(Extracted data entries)
- - - - -
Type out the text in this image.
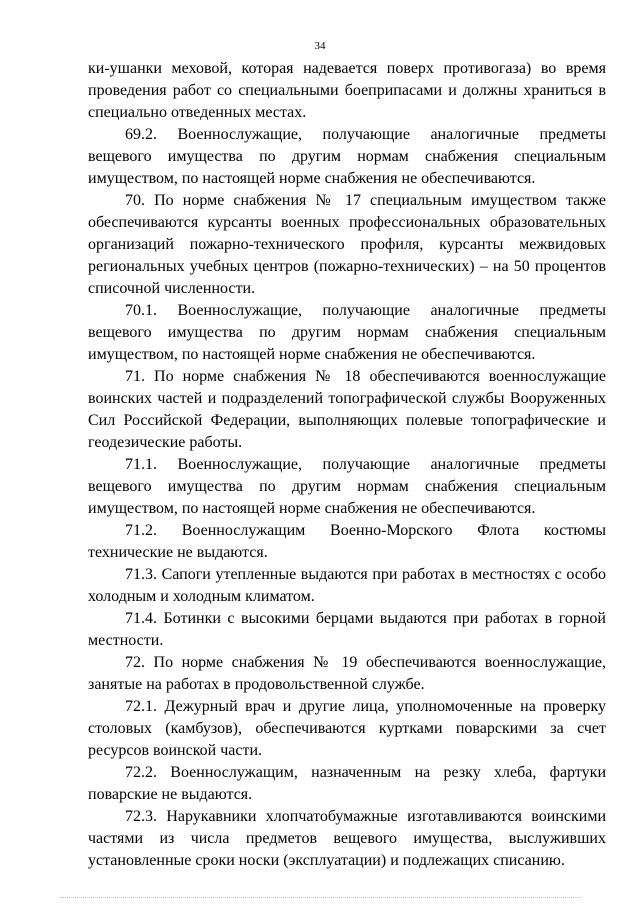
34

ки-ушанки меховой, которая надевается поверх противогаза) во время проведения работ со специальными боеприпасами и должны храниться в специально отведенных местах.

69.2. Военнослужащие, получающие аналогичные предметы вещевого имущества по другим нормам снабжения специальным имуществом, по настоящей норме снабжения не обеспечиваются.

70. По норме снабжения № 17 специальным имуществом также обеспечиваются курсанты военных профессиональных образовательных организаций пожарно-технического профиля, курсанты межвидовых региональных учебных центров (пожарно-технических) – на 50 процентов списочной численности.

70.1. Военнослужащие, получающие аналогичные предметы вещевого имущества по другим нормам снабжения специальным имуществом, по настоящей норме снабжения не обеспечиваются.

71. По норме снабжения № 18 обеспечиваются военнослужащие воинских частей и подразделений топографической службы Вооруженных Сил Российской Федерации, выполняющих полевые топографические и геодезические работы.

71.1. Военнослужащие, получающие аналогичные предметы вещевого имущества по другим нормам снабжения специальным имуществом, по настоящей норме снабжения не обеспечиваются.

71.2. Военнослужащим Военно-Морского Флота костюмы технические не выдаются.

71.3. Сапоги утепленные выдаются при работах в местностях с особо холодным и холодным климатом.

71.4. Ботинки с высокими берцами выдаются при работах в горной местности.

72. По норме снабжения № 19 обеспечиваются военнослужащие, занятые на работах в продовольственной службе.

72.1. Дежурный врач и другие лица, уполномоченные на проверку столовых (камбузов), обеспечиваются куртками поварскими за счет ресурсов воинской части.

72.2. Военнослужащим, назначенным на резку хлеба, фартуки поварские не выдаются.

72.3. Нарукавники хлопчатобумажные изготавливаются воинскими частями из числа предметов вещевого имущества, выслуживших установленные сроки носки (эксплуатации) и подлежащих списанию.
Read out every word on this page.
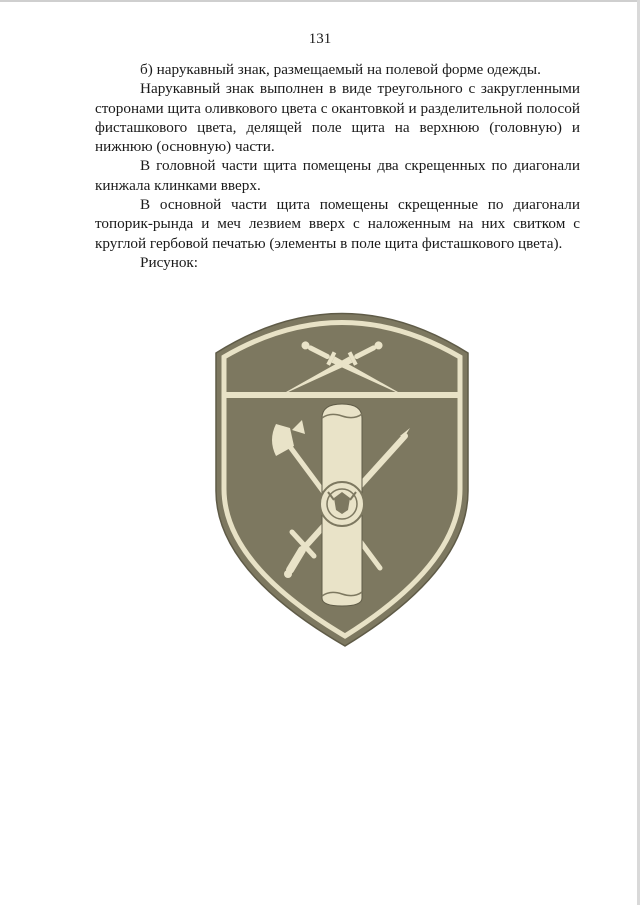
131

б) нарукавный знак, размещаемый на полевой форме одежды.

Нарукавный знак выполнен в виде треугольного с закругленными сторонами щита оливкового цвета с окантовкой и разделительной полосой фисташкового цвета, делящей поле щита на верхнюю (головную) и нижнюю (основную) части.

В головной части щита помещены два скрещенных по диагонали кинжала клинками вверх.

В основной части щита помещены скрещенные по диагонали топорик-рында и меч лезвием вверх с наложенным на них свитком с круглой гербовой печатью (элементы в поле щита фисташкового цвета).

Рисунок:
- - - - -
__What to produce__
Within the data above, count the lines that contain the string "работах"; the reply is the number alone.

__Written response__
3